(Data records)
+ + +

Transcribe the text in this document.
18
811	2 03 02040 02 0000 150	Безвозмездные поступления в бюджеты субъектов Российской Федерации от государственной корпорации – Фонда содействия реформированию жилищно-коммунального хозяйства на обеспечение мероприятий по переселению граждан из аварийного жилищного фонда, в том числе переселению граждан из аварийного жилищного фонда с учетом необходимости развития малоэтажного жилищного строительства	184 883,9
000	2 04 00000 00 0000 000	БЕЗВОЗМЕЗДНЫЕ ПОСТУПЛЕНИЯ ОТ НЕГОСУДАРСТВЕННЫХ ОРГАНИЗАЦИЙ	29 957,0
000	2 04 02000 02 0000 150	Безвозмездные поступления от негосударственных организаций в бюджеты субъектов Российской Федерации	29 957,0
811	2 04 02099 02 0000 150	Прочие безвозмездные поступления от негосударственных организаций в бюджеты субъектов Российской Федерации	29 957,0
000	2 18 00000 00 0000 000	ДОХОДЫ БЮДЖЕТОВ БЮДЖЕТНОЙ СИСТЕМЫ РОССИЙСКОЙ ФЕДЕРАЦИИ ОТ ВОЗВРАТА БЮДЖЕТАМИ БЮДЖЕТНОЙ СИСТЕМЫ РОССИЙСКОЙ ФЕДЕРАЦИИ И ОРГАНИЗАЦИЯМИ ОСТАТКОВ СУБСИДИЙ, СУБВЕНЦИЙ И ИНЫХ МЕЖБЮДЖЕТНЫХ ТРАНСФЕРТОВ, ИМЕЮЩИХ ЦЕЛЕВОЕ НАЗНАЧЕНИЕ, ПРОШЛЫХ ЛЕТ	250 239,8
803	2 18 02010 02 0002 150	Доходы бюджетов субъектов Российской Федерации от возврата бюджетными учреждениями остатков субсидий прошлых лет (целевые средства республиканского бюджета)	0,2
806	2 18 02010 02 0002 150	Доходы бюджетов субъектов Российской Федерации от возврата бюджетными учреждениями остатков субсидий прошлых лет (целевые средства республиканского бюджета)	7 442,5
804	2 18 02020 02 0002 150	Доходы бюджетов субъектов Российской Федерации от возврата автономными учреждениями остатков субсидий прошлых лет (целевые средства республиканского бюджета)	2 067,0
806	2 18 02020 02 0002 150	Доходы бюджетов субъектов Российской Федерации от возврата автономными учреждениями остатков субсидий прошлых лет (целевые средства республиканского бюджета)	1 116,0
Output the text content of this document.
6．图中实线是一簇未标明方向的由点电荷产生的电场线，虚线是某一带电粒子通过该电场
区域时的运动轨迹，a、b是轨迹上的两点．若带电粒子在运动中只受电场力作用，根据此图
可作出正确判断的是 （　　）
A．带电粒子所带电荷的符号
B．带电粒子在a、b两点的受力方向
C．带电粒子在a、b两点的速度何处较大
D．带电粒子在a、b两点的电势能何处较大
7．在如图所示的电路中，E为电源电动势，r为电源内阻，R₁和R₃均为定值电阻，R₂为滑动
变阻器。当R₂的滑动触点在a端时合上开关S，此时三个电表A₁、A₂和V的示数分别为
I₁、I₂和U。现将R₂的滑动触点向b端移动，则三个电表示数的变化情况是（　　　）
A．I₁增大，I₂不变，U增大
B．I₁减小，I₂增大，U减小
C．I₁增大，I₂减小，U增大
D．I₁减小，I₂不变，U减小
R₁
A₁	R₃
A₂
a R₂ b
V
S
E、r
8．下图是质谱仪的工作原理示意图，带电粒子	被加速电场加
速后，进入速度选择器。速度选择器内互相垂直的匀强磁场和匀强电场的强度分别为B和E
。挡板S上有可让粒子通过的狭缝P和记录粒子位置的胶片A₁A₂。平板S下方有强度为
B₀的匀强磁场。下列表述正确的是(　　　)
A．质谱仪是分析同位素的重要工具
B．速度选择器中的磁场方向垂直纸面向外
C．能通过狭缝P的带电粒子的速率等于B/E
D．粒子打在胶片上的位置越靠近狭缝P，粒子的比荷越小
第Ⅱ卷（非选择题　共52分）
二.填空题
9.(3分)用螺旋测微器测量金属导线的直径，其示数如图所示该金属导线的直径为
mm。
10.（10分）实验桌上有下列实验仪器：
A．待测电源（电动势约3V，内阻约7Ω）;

+ + +

• _What you are asked to do_
Transcribe the records above exactly as they appear.

• _Answer for the task_
Transcribe the text in this document.
18
811	2 03 02040 02 0000 150	Безвозмездные поступления в бюджеты субъектов Российской Федерации от государственной корпорации – Фонда содействия реформированию жилищно-коммунального хозяйства на обеспечение мероприятий по переселению граждан из аварийного жилищного фонда, в том числе переселению граждан из аварийного жилищного фонда с учетом необходимости развития малоэтажного жилищного строительства	184 883,9
000	2 04 00000 00 0000 000	БЕЗВОЗМЕЗДНЫЕ ПОСТУПЛЕНИЯ ОТ НЕГОСУДАРСТВЕННЫХ ОРГАНИЗАЦИЙ	29 957,0
000	2 04 02000 02 0000 150	Безвозмездные поступления от негосударственных организаций в бюджеты субъектов Российской Федерации	29 957,0
811	2 04 02099 02 0000 150	Прочие безвозмездные поступления от негосударственных организаций в бюджеты субъектов Российской Федерации	29 957,0
000	2 18 00000 00 0000 000	ДОХОДЫ БЮДЖЕТОВ БЮДЖЕТНОЙ СИСТЕМЫ РОССИЙСКОЙ ФЕДЕРАЦИИ ОТ ВОЗВРАТА БЮДЖЕТАМИ БЮДЖЕТНОЙ СИСТЕМЫ РОССИЙСКОЙ ФЕДЕРАЦИИ И ОРГАНИЗАЦИЯМИ ОСТАТКОВ СУБСИДИЙ, СУБВЕНЦИЙ И ИНЫХ МЕЖБЮДЖЕТНЫХ ТРАНСФЕРТОВ, ИМЕЮЩИХ ЦЕЛЕВОЕ НАЗНАЧЕНИЕ, ПРОШЛЫХ ЛЕТ	250 239,8
803	2 18 02010 02 0002 150	Доходы бюджетов субъектов Российской Федерации от возврата бюджетными учреждениями остатков субсидий прошлых лет (целевые средства республиканского бюджета)	0,2
806	2 18 02010 02 0002 150	Доходы бюджетов субъектов Российской Федерации от возврата бюджетными учреждениями остатков субсидий прошлых лет (целевые средства республиканского бюджета)	7 442,5
804	2 18 02020 02 0002 150	Доходы бюджетов субъектов Российской Федерации от возврата автономными учреждениями остатков субсидий прошлых лет (целевые средства республиканского бюджета)	2 067,0
806	2 18 02020 02 0002 150	Доходы бюджетов субъектов Российской Федерации от возврата автономными учреждениями остатков субсидий прошлых лет (целевые средства республиканского бюджета)	1 116,0
Output the text content of this document.
6．图中实线是一簇未标明方向的由点电荷产生的电场线，虚线是某一带电粒子通过该电场
区域时的运动轨迹，a、b是轨迹上的两点．若带电粒子在运动中只受电场力作用，根据此图
可作出正确判断的是 （　　）
A．带电粒子所带电荷的符号
B．带电粒子在a、b两点的受力方向
C．带电粒子在a、b两点的速度何处较大
D．带电粒子在a、b两点的电势能何处较大
7．在如图所示的电路中，E为电源电动势，r为电源内阻，R₁和R₃均为定值电阻，R₂为滑动
变阻器。当R₂的滑动触点在a端时合上开关S，此时三个电表A₁、A₂和V的示数分别为
I₁、I₂和U。现将R₂的滑动触点向b端移动，则三个电表示数的变化情况是（　　　）
A．I₁增大，I₂不变，U增大
B．I₁减小，I₂增大，U减小
C．I₁增大，I₂减小，U增大
D．I₁减小，I₂不变，U减小
R₁
A₁	R₃
A₂
a R₂ b
V
S
E、r
8．下图是质谱仪的工作原理示意图，带电粒子	被加速电场加
速后，进入速度选择器。速度选择器内互相垂直的匀强磁场和匀强电场的强度分别为B和E
。挡板S上有可让粒子通过的狭缝P和记录粒子位置的胶片A₁A₂。平板S下方有强度为
B₀的匀强磁场。下列表述正确的是(　　　)
A．质谱仪是分析同位素的重要工具
B．速度选择器中的磁场方向垂直纸面向外
C．能通过狭缝P的带电粒子的速率等于B/E
D．粒子打在胶片上的位置越靠近狭缝P，粒子的比荷越小
第Ⅱ卷（非选择题　共52分）
二.填空题
9.(3分)用螺旋测微器测量金属导线的直径，其示数如图所示该金属导线的直径为
mm。
10.（10分）实验桌上有下列实验仪器：
A．待测电源（电动势约3V，内阻约7Ω）;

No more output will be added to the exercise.